→ Problem: Repeat each line of the material exactly.

→ Extracts from a graphics dataset:
____________
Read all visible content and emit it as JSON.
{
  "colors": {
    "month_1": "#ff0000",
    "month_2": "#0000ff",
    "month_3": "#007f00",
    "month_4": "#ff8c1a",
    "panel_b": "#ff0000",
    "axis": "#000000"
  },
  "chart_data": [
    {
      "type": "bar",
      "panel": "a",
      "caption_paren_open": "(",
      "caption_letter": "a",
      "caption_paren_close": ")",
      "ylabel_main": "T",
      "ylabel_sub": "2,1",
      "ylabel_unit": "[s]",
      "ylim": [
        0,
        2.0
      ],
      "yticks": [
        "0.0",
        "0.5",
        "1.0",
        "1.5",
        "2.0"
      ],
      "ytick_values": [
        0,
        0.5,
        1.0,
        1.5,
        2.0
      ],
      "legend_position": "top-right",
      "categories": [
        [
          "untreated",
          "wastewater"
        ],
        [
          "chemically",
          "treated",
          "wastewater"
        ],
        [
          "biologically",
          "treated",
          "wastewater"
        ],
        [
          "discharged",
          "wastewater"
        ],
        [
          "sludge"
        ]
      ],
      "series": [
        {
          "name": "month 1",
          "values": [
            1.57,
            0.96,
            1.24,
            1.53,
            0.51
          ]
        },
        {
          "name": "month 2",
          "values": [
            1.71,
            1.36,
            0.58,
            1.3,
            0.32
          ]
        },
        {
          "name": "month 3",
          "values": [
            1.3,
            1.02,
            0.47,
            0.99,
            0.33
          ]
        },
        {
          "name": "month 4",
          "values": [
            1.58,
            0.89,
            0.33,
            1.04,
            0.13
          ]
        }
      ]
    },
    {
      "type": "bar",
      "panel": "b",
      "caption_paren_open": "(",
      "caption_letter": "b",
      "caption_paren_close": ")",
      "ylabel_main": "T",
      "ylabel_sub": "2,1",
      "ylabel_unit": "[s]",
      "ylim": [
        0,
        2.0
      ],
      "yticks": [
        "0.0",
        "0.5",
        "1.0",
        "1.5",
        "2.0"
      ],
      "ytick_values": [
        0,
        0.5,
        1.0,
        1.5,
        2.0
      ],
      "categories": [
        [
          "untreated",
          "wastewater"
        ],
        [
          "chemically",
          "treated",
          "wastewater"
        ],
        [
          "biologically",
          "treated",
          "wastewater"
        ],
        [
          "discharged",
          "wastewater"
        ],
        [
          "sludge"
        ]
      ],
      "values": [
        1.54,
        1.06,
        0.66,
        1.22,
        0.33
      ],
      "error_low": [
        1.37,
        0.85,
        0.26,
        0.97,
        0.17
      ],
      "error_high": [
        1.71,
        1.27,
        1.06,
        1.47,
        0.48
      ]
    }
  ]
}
____________
→ Correct output:
Read all visible content and emit it as JSON.
{
  "colors": {
    "month_1": "#ff0000",
    "month_2": "#0000ff",
    "month_3": "#007f00",
    "month_4": "#ff8c1a",
    "panel_b": "#ff0000",
    "axis": "#000000"
  },
  "chart_data": [
    {
      "type": "bar",
      "panel": "a",
      "caption_paren_open": "(",
      "caption_letter": "a",
      "caption_paren_close": ")",
      "ylabel_main": "T",
      "ylabel_sub": "2,1",
      "ylabel_unit": "[s]",
      "ylim": [
        0,
        2.0
      ],
      "yticks": [
        "0.0",
        "0.5",
        "1.0",
        "1.5",
        "2.0"
      ],
      "ytick_values": [
        0,
        0.5,
        1.0,
        1.5,
        2.0
      ],
      "legend_position": "top-right",
      "categories": [
        [
          "untreated",
          "wastewater"
        ],
        [
          "chemically",
          "treated",
          "wastewater"
        ],
        [
          "biologically",
          "treated",
          "wastewater"
        ],
        [
          "discharged",
          "wastewater"
        ],
        [
          "sludge"
        ]
      ],
      "series": [
        {
          "name": "month 1",
          "values": [
            1.57,
            0.96,
            1.24,
            1.53,
            0.51
          ]
        },
        {
          "name": "month 2",
          "values": [
            1.71,
            1.36,
            0.58,
            1.3,
            0.32
          ]
        },
        {
          "name": "month 3",
          "values": [
            1.3,
            1.02,
            0.47,
            0.99,
            0.33
          ]
        },
        {
          "name": "month 4",
          "values": [
            1.58,
            0.89,
            0.33,
            1.04,
            0.13
          ]
        }
      ]
    },
    {
      "type": "bar",
      "panel": "b",
      "caption_paren_open": "(",
      "caption_letter": "b",
      "caption_paren_close": ")",
      "ylabel_main": "T",
      "ylabel_sub": "2,1",
      "ylabel_unit": "[s]",
      "ylim": [
        0,
        2.0
      ],
      "yticks": [
        "0.0",
        "0.5",
        "1.0",
        "1.5",
        "2.0"
      ],
      "ytick_values": [
        0,
        0.5,
        1.0,
        1.5,
        2.0
      ],
      "categories": [
        [
          "untreated",
          "wastewater"
        ],
        [
          "chemically",
          "treated",
          "wastewater"
        ],
        [
          "biologically",
          "treated",
          "wastewater"
        ],
        [
          "discharged",
          "wastewater"
        ],
        [
          "sludge"
        ]
      ],
      "values": [
        1.54,
        1.06,
        0.66,
        1.22,
        0.33
      ],
      "error_low": [
        1.37,
        0.85,
        0.26,
        0.97,
        0.17
      ],
      "error_high": [
        1.71,
        1.27,
        1.06,
        1.47,
        0.48
      ]
    }
  ]
}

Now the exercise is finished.